> [Data for this task]
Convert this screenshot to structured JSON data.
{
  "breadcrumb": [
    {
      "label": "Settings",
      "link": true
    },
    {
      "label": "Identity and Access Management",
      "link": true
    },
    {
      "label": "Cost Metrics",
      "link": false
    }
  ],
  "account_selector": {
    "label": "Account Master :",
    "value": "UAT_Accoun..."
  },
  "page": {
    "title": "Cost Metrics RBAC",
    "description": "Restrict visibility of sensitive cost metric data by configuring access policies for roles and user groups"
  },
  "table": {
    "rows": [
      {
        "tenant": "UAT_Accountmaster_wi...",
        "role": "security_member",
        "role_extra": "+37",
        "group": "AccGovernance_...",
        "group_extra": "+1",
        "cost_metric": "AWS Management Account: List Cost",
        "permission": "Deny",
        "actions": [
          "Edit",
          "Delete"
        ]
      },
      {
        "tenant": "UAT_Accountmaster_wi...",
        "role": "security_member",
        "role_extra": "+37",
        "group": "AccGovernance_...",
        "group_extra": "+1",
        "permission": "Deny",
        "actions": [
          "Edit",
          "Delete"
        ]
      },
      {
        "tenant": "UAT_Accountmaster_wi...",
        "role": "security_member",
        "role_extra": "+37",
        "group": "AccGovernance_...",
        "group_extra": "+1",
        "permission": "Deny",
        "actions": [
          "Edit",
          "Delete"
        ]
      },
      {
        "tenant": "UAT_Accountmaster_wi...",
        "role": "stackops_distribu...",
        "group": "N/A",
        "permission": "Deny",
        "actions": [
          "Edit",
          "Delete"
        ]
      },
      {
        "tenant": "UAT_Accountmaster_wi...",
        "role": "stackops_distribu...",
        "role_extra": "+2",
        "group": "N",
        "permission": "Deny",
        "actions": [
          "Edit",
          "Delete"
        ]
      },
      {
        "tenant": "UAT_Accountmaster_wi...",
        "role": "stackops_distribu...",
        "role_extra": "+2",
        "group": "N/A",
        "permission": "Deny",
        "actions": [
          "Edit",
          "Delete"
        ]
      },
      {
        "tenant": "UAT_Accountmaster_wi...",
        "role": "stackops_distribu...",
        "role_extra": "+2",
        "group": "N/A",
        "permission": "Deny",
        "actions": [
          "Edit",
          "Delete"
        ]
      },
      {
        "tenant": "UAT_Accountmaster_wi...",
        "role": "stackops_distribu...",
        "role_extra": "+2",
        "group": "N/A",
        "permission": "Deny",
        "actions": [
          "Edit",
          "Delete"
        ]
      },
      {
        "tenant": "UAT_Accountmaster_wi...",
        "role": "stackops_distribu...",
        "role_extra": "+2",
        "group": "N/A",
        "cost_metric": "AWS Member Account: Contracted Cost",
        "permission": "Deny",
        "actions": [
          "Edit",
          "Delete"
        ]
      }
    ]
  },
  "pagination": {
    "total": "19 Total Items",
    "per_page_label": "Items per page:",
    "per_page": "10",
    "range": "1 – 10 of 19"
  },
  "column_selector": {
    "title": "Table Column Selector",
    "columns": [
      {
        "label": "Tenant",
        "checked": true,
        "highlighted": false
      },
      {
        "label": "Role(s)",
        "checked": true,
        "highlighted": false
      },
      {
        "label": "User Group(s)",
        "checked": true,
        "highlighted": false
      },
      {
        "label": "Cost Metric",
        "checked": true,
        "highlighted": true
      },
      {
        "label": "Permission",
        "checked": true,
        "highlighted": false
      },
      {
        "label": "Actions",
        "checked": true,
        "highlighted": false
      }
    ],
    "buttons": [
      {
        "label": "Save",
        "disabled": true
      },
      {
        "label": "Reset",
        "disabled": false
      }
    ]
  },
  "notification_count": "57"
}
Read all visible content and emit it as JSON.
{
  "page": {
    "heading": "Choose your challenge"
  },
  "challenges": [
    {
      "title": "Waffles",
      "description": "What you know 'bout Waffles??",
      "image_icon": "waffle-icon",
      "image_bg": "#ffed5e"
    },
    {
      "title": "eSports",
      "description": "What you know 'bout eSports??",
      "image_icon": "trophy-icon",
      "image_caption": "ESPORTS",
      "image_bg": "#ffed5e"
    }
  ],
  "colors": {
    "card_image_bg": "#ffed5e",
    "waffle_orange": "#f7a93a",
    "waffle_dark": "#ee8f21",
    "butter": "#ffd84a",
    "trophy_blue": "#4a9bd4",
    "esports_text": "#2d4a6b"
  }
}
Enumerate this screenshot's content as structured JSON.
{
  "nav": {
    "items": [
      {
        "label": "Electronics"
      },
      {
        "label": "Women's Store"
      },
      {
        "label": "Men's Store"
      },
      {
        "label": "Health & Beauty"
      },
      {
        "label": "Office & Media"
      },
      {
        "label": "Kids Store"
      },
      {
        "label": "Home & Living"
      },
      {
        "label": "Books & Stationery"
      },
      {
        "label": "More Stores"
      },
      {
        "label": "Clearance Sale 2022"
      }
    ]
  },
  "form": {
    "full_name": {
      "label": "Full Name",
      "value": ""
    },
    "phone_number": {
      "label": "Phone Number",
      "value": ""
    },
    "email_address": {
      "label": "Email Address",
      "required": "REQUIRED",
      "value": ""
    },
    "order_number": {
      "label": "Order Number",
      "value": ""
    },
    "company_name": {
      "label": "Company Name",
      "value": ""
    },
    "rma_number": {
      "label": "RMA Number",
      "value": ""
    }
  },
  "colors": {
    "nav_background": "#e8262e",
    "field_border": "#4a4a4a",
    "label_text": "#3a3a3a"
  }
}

> [Stated exercise] Provide an exact reproduction of all the entries shown above.

> [In response]
Convert this screenshot to structured JSON data.
{
  "breadcrumb": [
    {
      "label": "Settings",
      "link": true
    },
    {
      "label": "Identity and Access Management",
      "link": true
    },
    {
      "label": "Cost Metrics",
      "link": false
    }
  ],
  "account_selector": {
    "label": "Account Master :",
    "value": "UAT_Accoun..."
  },
  "page": {
    "title": "Cost Metrics RBAC",
    "description": "Restrict visibility of sensitive cost metric data by configuring access policies for roles and user groups"
  },
  "table": {
    "rows": [
      {
        "tenant": "UAT_Accountmaster_wi...",
        "role": "security_member",
        "role_extra": "+37",
        "group": "AccGovernance_...",
        "group_extra": "+1",
        "cost_metric": "AWS Management Account: List Cost",
        "permission": "Deny",
        "actions": [
          "Edit",
          "Delete"
        ]
      },
      {
        "tenant": "UAT_Accountmaster_wi...",
        "role": "security_member",
        "role_extra": "+37",
        "group": "AccGovernance_...",
        "group_extra": "+1",
        "permission": "Deny",
        "actions": [
          "Edit",
          "Delete"
        ]
      },
      {
        "tenant": "UAT_Accountmaster_wi...",
        "role": "security_member",
        "role_extra": "+37",
        "group": "AccGovernance_...",
        "group_extra": "+1",
        "permission": "Deny",
        "actions": [
          "Edit",
          "Delete"
        ]
      },
      {
        "tenant": "UAT_Accountmaster_wi...",
        "role": "stackops_distribu...",
        "group": "N/A",
        "permission": "Deny",
        "actions": [
          "Edit",
          "Delete"
        ]
      },
      {
        "tenant": "UAT_Accountmaster_wi...",
        "role": "stackops_distribu...",
        "role_extra": "+2",
        "group": "N",
        "permission": "Deny",
        "actions": [
          "Edit",
          "Delete"
        ]
      },
      {
        "tenant": "UAT_Accountmaster_wi...",
        "role": "stackops_distribu...",
        "role_extra": "+2",
        "group": "N/A",
        "permission": "Deny",
        "actions": [
          "Edit",
          "Delete"
        ]
      },
      {
        "tenant": "UAT_Accountmaster_wi...",
        "role": "stackops_distribu...",
        "role_extra": "+2",
        "group": "N/A",
        "permission": "Deny",
        "actions": [
          "Edit",
          "Delete"
        ]
      },
      {
        "tenant": "UAT_Accountmaster_wi...",
        "role": "stackops_distribu...",
        "role_extra": "+2",
        "group": "N/A",
        "permission": "Deny",
        "actions": [
          "Edit",
          "Delete"
        ]
      },
      {
        "tenant": "UAT_Accountmaster_wi...",
        "role": "stackops_distribu...",
        "role_extra": "+2",
        "group": "N/A",
        "cost_metric": "AWS Member Account: Contracted Cost",
        "permission": "Deny",
        "actions": [
          "Edit",
          "Delete"
        ]
      }
    ]
  },
  "pagination": {
    "total": "19 Total Items",
    "per_page_label": "Items per page:",
    "per_page": "10",
    "range": "1 – 10 of 19"
  },
  "column_selector": {
    "title": "Table Column Selector",
    "columns": [
      {
        "label": "Tenant",
        "checked": true,
        "highlighted": false
      },
      {
        "label": "Role(s)",
        "checked": true,
        "highlighted": false
      },
      {
        "label": "User Group(s)",
        "checked": true,
        "highlighted": false
      },
      {
        "label": "Cost Metric",
        "checked": true,
        "highlighted": true
      },
      {
        "label": "Permission",
        "checked": true,
        "highlighted": false
      },
      {
        "label": "Actions",
        "checked": true,
        "highlighted": false
      }
    ],
    "buttons": [
      {
        "label": "Save",
        "disabled": true
      },
      {
        "label": "Reset",
        "disabled": false
      }
    ]
  },
  "notification_count": "57"
}
Read all visible content and emit it as JSON.
{
  "page": {
    "heading": "Choose your challenge"
  },
  "challenges": [
    {
      "title": "Waffles",
      "description": "What you know 'bout Waffles??",
      "image_icon": "waffle-icon",
      "image_bg": "#ffed5e"
    },
    {
      "title": "eSports",
      "description": "What you know 'bout eSports??",
      "image_icon": "trophy-icon",
      "image_caption": "ESPORTS",
      "image_bg": "#ffed5e"
    }
  ],
  "colors": {
    "card_image_bg": "#ffed5e",
    "waffle_orange": "#f7a93a",
    "waffle_dark": "#ee8f21",
    "butter": "#ffd84a",
    "trophy_blue": "#4a9bd4",
    "esports_text": "#2d4a6b"
  }
}
Enumerate this screenshot's content as structured JSON.
{
  "nav": {
    "items": [
      {
        "label": "Electronics"
      },
      {
        "label": "Women's Store"
      },
      {
        "label": "Men's Store"
      },
      {
        "label": "Health & Beauty"
      },
      {
        "label": "Office & Media"
      },
      {
        "label": "Kids Store"
      },
      {
        "label": "Home & Living"
      },
      {
        "label": "Books & Stationery"
      },
      {
        "label": "More Stores"
      },
      {
        "label": "Clearance Sale 2022"
      }
    ]
  },
  "form": {
    "full_name": {
      "label": "Full Name",
      "value": ""
    },
    "phone_number": {
      "label": "Phone Number",
      "value": ""
    },
    "email_address": {
      "label": "Email Address",
      "required": "REQUIRED",
      "value": ""
    },
    "order_number": {
      "label": "Order Number",
      "value": ""
    },
    "company_name": {
      "label": "Company Name",
      "value": ""
    },
    "rma_number": {
      "label": "RMA Number",
      "value": ""
    }
  },
  "colors": {
    "nav_background": "#e8262e",
    "field_border": "#4a4a4a",
    "label_text": "#3a3a3a"
  }
}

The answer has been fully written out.